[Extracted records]
:::::

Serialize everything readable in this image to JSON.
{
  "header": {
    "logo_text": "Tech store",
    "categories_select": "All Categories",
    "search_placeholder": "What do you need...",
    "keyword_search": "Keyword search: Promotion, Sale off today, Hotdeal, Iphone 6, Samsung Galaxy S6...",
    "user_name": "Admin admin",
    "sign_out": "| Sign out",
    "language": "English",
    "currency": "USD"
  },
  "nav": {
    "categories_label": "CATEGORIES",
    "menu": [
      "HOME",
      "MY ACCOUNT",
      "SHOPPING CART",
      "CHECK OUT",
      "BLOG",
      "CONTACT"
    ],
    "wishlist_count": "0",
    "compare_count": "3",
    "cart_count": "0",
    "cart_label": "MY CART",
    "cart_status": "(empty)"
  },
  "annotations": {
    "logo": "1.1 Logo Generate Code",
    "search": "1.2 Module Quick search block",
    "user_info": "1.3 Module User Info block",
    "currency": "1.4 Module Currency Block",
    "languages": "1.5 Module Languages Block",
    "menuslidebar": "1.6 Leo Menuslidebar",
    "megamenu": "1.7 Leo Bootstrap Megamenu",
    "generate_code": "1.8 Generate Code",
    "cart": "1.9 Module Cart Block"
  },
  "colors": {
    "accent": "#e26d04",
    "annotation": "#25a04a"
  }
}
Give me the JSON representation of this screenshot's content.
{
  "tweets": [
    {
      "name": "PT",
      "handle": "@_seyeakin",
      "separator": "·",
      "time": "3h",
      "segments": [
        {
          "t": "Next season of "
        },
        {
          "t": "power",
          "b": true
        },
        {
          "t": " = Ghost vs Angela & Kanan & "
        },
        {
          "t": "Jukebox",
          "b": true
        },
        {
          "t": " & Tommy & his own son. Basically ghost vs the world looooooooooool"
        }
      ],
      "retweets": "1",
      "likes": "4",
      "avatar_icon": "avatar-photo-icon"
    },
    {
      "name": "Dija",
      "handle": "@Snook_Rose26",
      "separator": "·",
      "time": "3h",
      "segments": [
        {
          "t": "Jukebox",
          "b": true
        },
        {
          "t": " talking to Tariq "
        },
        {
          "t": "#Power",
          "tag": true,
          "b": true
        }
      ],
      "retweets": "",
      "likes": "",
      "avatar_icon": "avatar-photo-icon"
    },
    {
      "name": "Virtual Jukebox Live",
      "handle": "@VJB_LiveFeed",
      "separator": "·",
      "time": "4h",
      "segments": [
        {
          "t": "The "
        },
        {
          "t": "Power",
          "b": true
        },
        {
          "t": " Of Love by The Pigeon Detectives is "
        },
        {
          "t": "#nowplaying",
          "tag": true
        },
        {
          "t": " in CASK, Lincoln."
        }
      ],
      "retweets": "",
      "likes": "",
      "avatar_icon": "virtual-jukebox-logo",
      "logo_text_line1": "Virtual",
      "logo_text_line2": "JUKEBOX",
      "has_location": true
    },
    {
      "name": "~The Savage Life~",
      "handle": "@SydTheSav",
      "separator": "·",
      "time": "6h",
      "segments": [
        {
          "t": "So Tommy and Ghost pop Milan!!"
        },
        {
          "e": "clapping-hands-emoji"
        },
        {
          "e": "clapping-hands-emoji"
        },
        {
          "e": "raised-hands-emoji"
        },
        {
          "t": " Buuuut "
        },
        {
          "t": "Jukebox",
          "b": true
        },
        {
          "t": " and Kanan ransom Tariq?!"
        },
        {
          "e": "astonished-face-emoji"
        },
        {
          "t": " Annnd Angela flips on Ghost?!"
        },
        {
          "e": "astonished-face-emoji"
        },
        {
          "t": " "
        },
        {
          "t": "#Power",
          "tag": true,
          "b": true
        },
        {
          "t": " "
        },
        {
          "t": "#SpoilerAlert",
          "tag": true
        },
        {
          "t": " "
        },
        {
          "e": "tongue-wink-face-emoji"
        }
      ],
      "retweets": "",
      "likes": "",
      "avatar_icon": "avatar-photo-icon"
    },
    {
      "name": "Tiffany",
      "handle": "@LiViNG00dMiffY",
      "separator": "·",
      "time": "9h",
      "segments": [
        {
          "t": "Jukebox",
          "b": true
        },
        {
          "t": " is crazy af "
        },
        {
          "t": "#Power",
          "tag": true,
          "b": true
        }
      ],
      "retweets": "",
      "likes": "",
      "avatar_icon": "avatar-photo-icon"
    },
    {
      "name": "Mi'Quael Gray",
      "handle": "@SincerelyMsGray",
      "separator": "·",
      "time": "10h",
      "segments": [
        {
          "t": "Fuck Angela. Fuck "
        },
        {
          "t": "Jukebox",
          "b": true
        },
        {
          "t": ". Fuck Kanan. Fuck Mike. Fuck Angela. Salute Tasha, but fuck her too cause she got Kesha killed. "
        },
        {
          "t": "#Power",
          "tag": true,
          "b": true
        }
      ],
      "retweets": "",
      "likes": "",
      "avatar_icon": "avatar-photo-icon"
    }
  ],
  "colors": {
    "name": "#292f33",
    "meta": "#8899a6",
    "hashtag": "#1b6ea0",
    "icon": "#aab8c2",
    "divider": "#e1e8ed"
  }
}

:::::

Exercise task
Above are the records; copy every line in them that holds the word "handle".

Task response
      "handle": "@_seyeakin",
      "handle": "@Snook_Rose26",
      "handle": "@VJB_LiveFeed",
      "handle": "@SydTheSav",
      "handle": "@LiViNG00dMiffY",
      "handle": "@SincerelyMsGray",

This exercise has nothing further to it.